Entries taken from a collection:
## Start
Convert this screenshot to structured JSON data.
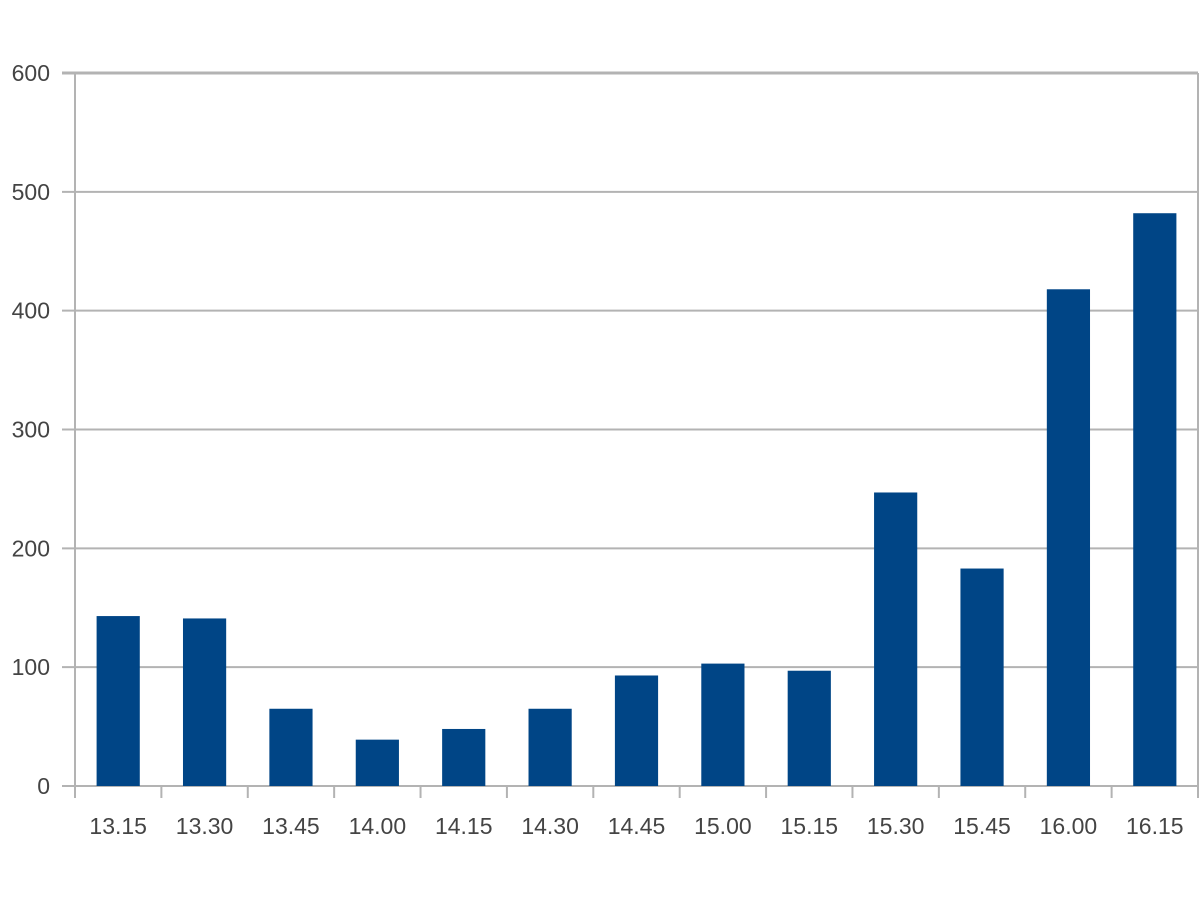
{
  "chart_data": {
    "type": "bar",
    "title": "",
    "xlabel": "",
    "ylabel": "",
    "categories": [
      "13.15",
      "13.30",
      "13.45",
      "14.00",
      "14.15",
      "14.30",
      "14.45",
      "15.00",
      "15.15",
      "15.30",
      "15.45",
      "16.00",
      "16.15"
    ],
    "values": [
      143,
      141,
      65,
      39,
      48,
      65,
      93,
      103,
      97,
      247,
      183,
      418,
      482
    ],
    "ylim": [
      0,
      600
    ],
    "yticks": [
      "0",
      "100",
      "200",
      "300",
      "400",
      "500",
      "600"
    ],
    "grid": true,
    "legend": "none",
    "bar_color": "#004586",
    "grid_color": "#b3b3b3"
  }
}
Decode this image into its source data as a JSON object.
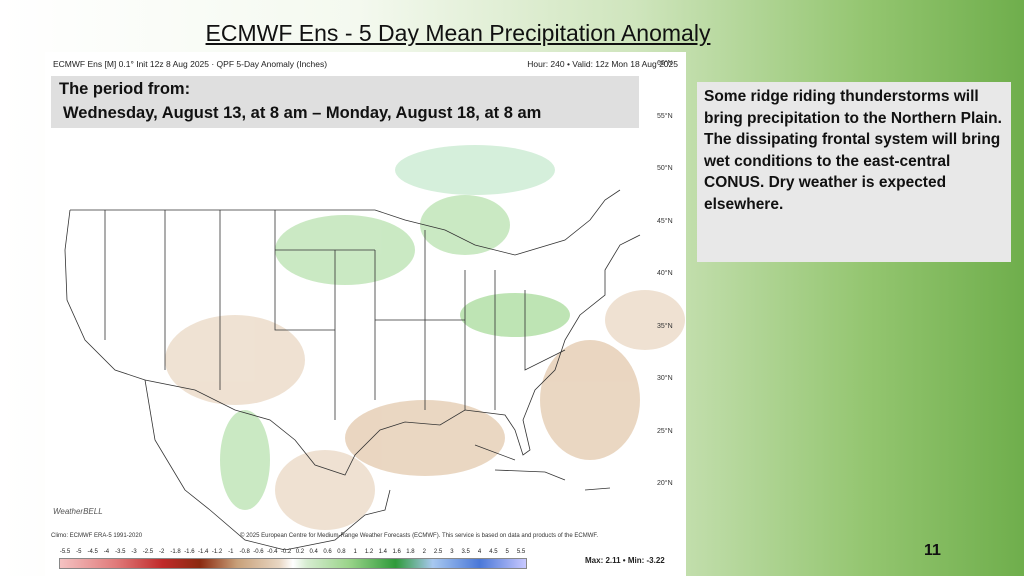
{
  "slide": {
    "title": "ECMWF Ens - 5 Day Mean Precipitation Anomaly",
    "page_number": "11",
    "side_text": "Some ridge riding thunderstorms will bring precipitation to the Northern Plain.  The dissipating frontal system will bring wet conditions to the east-central CONUS.  Dry weather is expected elsewhere."
  },
  "map": {
    "header_left": "ECMWF Ens [M] 0.1° Init 12z 8 Aug 2025 · QPF 5-Day Anomaly (Inches)",
    "header_right": "Hour: 240 • Valid: 12z Mon 18 Aug 2025",
    "period_line1": "The period from:",
    "period_line2": "Wednesday, August 13, at 8 am – Monday, August 18, at 8 am",
    "latitudes": [
      "60°N",
      "55°N",
      "50°N",
      "45°N",
      "40°N",
      "35°N",
      "30°N",
      "25°N",
      "20°N"
    ],
    "climo": "Climo: ECMWF ERA-5 1991-2020",
    "copyright": "© 2025 European Centre for Medium-Range Weather Forecasts (ECMWF). This service is based on data and products of the ECMWF.",
    "logo": "WeatherBELL",
    "colorbar_labels": [
      "-5.5",
      "-5",
      "-4.5",
      "-4",
      "-3.5",
      "-3",
      "-2.5",
      "-2",
      "-1.8",
      "-1.6",
      "-1.4",
      "-1.2",
      "-1",
      "-0.8",
      "-0.6",
      "-0.4",
      "-0.2",
      "0.2",
      "0.4",
      "0.6",
      "0.8",
      "1",
      "1.2",
      "1.4",
      "1.6",
      "1.8",
      "2",
      "2.5",
      "3",
      "3.5",
      "4",
      "4.5",
      "5",
      "5.5"
    ],
    "max_min": "Max: 2.11 • Min: -3.22"
  }
}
## End
• _TASK STATEMENT_: Copy in full each line that holds the word "title".

• _ANSWER TO THE TASK_:
    "title": "",
    "title": "ECMWF Ens - 5 Day Mean Precipitation Anomaly",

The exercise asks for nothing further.